THE TASK: Rewrite every record below with "drive unit" changed to "motor assembly" and nothing else altered. Omit the pictures from your answer.

-- BEGIN --

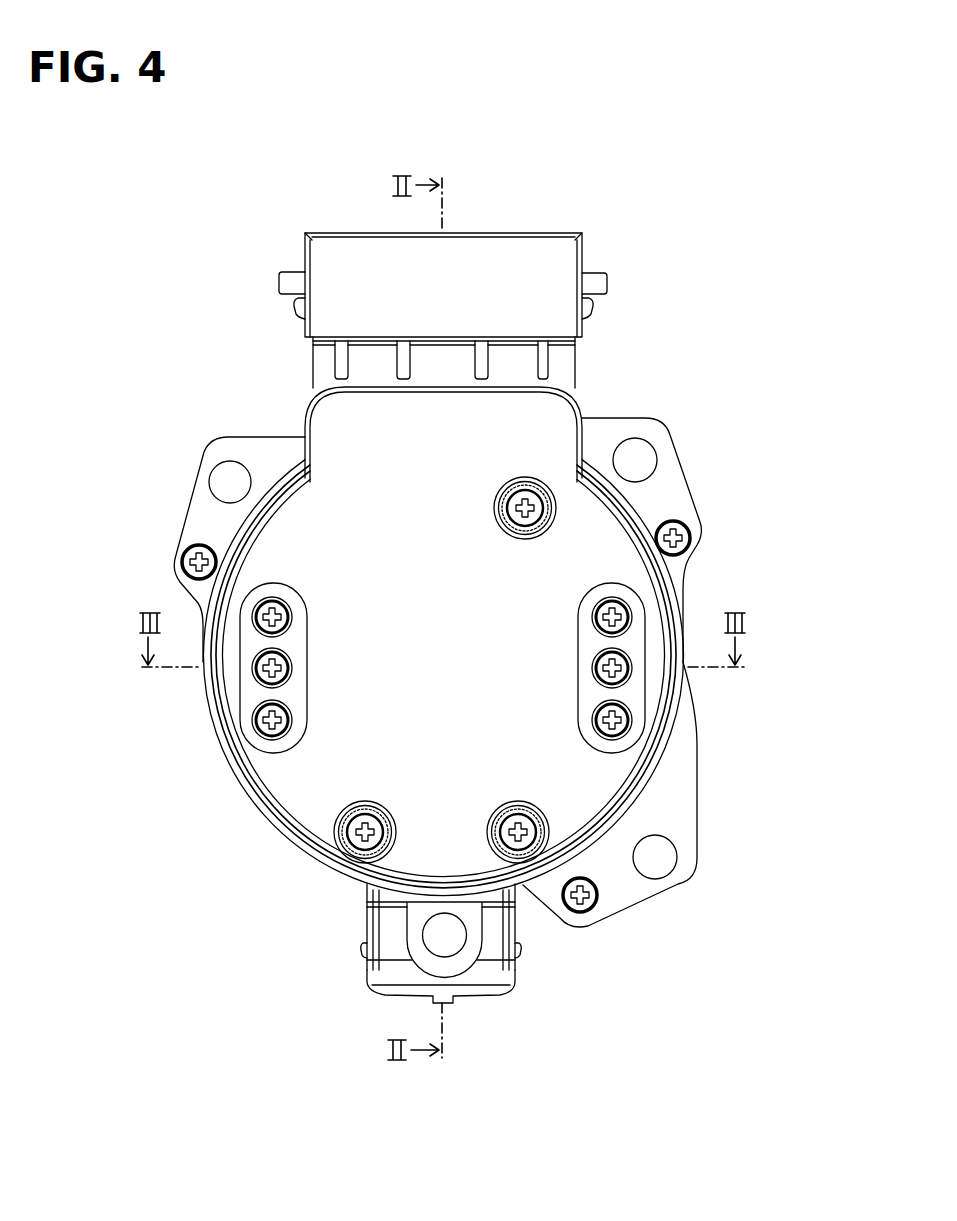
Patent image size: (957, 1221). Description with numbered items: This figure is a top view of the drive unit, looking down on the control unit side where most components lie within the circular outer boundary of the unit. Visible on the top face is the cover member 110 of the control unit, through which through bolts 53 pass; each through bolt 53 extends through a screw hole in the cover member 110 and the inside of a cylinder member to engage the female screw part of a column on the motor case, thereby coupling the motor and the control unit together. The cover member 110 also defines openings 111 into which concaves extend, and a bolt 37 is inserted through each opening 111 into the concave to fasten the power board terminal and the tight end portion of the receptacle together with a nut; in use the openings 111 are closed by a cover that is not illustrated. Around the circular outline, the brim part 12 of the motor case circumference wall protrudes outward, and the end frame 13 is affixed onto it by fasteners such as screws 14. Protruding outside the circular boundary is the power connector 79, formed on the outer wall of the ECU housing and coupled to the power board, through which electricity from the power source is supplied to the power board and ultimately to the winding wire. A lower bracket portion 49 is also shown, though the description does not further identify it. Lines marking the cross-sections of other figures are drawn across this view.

The brim part 12 is at (212, 458).
The end frame 13 is at (678, 470).
The screw 14 is at (180, 562).
The bolt 37 is at (256, 613).
The bottom bracket 49 is at (518, 982).
The through bolt 53 is at (538, 492).
The power connector 79 is at (584, 250).
The cover member 110 is at (530, 413).
The opening 111 is at (274, 742).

-- END --

COMPLETED TASK:
Patent image size: (957, 1221). Description with numbered items: This figure is a top view of the motor assembly, looking down on the control unit side where most components lie within the circular outer boundary of the unit. Visible on the top face is the cover member 110 of the control unit, through which through bolts 53 pass; each through bolt 53 extends through a screw hole in the cover member 110 and the inside of a cylinder member to engage the female screw part of a column on the motor case, thereby coupling the motor and the control unit together. The cover member 110 also defines openings 111 into which concaves extend, and a bolt 37 is inserted through each opening 111 into the concave to fasten the power board terminal and the tight end portion of the receptacle together with a nut; in use the openings 111 are closed by a cover that is not illustrated. Around the circular outline, the brim part 12 of the motor case circumference wall protrudes outward, and the end frame 13 is affixed onto it by fasteners such as screws 14. Protruding outside the circular boundary is the power connector 79, formed on the outer wall of the ECU housing and coupled to the power board, through which electricity from the power source is supplied to the power board and ultimately to the winding wire. A lower bracket portion 49 is also shown, though the description does not further identify it. Lines marking the cross-sections of other figures are drawn across this view.

The brim part 12 is at (212, 458).
The end frame 13 is at (678, 470).
The screw 14 is at (180, 562).
The bolt 37 is at (256, 613).
The bottom bracket 49 is at (518, 982).
The through bolt 53 is at (538, 492).
The power connector 79 is at (584, 250).
The cover member 110 is at (530, 413).
The opening 111 is at (274, 742).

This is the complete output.